** start of GIVEN DATA **

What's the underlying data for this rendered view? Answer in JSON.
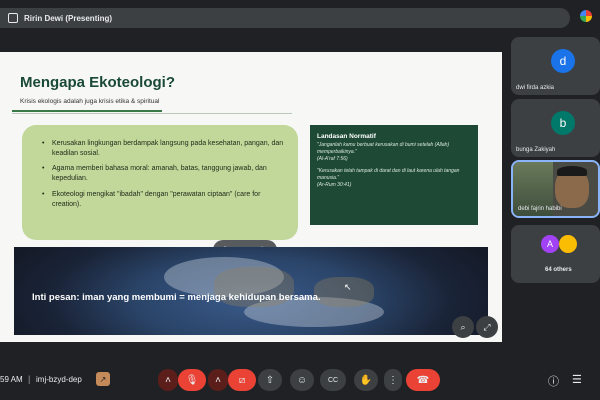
{
  "presenter_bar": {
    "label": "Ririn Dewi (Presenting)"
  },
  "slide": {
    "title": "Mengapa Ekoteologi?",
    "subtitle": "Krisis ekologis adalah juga krisis etika & spiritual",
    "bullets": [
      "Kerusakan lingkungan berdampak langsung pada kesehatan, pangan, dan keadilan sosial.",
      "Agama memberi bahasa moral: amanah, batas, tanggung jawab, dan kepedulian.",
      "Ekoteologi mengikat \"ibadah\" dengan \"perawatan ciptaan\" (care for creation)."
    ],
    "norm_box": {
      "title": "Landasan Normatif",
      "quote1": "\"Janganlah kamu berbuat kerusakan di bumi setelah (Allah) memperbaikinya.\"",
      "ref1": "(Al-A'raf 7:56)",
      "quote2": "\"Kerusakan telah tampak di darat dan di laut karena ulah tangan manusia.\"",
      "ref2": "(Ar-Rum 30:41)"
    },
    "banner_text": "Inti pesan: iman yang membumi = menjaga kehidupan bersama."
  },
  "participants": [
    {
      "name": "dwi firda azkia",
      "initial": "d",
      "color": "#1a73e8"
    },
    {
      "name": "bunga Zakiyah",
      "initial": "b",
      "color": "#00796b"
    },
    {
      "name": "debi fajrin habibi"
    }
  ],
  "others": {
    "label": "64 others",
    "initial": "A",
    "color": "#a142f4"
  },
  "bottom": {
    "time": "59 AM",
    "divider": "|",
    "meeting_code": "imj-bzyd-dep",
    "code_icon": "↗"
  },
  "icons": {
    "chevron_up": "˄",
    "mic_off": "🎙",
    "cam_off": "⧄",
    "present": "⇧",
    "emoji": "☺",
    "captions": "CC",
    "hand": "✋",
    "more": "⋮",
    "end_call": "☎",
    "info": "ⓘ",
    "chat": "☰",
    "zoom": "⌕",
    "expand": "⤢",
    "overlay_1": "✀",
    "overlay_2": "⊘",
    "overlay_3": "⋮",
    "cursor": "↖"
  }
}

** end of GIVEN DATA **

**STATED EXERCISE:** Leave out every picture and copy the rest of the records exactly.

**WRITTEN SOLUTION:**
What's the underlying data for this rendered view? Answer in JSON.
{
  "presenter_bar": {
    "label": "Ririn Dewi (Presenting)"
  },
  "slide": {
    "title": "Mengapa Ekoteologi?",
    "subtitle": "Krisis ekologis adalah juga krisis etika & spiritual",
    "bullets": [
      "Kerusakan lingkungan berdampak langsung pada kesehatan, pangan, dan keadilan sosial.",
      "Agama memberi bahasa moral: amanah, batas, tanggung jawab, dan kepedulian.",
      "Ekoteologi mengikat \"ibadah\" dengan \"perawatan ciptaan\" (care for creation)."
    ],
    "norm_box": {
      "title": "Landasan Normatif",
      "quote1": "\"Janganlah kamu berbuat kerusakan di bumi setelah (Allah) memperbaikinya.\"",
      "ref1": "(Al-A'raf 7:56)",
      "quote2": "\"Kerusakan telah tampak di darat dan di laut karena ulah tangan manusia.\"",
      "ref2": "(Ar-Rum 30:41)"
    },
    "banner_text": "Inti pesan: iman yang membumi = menjaga kehidupan bersama."
  },
  "participants": [
    {
      "name": "dwi firda azkia",
      "initial": "d",
      "color": "#1a73e8"
    },
    {
      "name": "bunga Zakiyah",
      "initial": "b",
      "color": "#00796b"
    },
    {
      "name": "debi fajrin habibi"
    }
  ],
  "others": {
    "label": "64 others",
    "initial": "A",
    "color": "#a142f4"
  },
  "bottom": {
    "time": "59 AM",
    "divider": "|",
    "meeting_code": "imj-bzyd-dep",
    "code_icon": "↗"
  },
  "icons": {
    "chevron_up": "˄",
    "mic_off": "🎙",
    "cam_off": "⧄",
    "present": "⇧",
    "emoji": "☺",
    "captions": "CC",
    "hand": "✋",
    "more": "⋮",
    "end_call": "☎",
    "info": "ⓘ",
    "chat": "☰",
    "zoom": "⌕",
    "expand": "⤢",
    "overlay_1": "✀",
    "overlay_2": "⊘",
    "overlay_3": "⋮",
    "cursor": "↖"
  }
}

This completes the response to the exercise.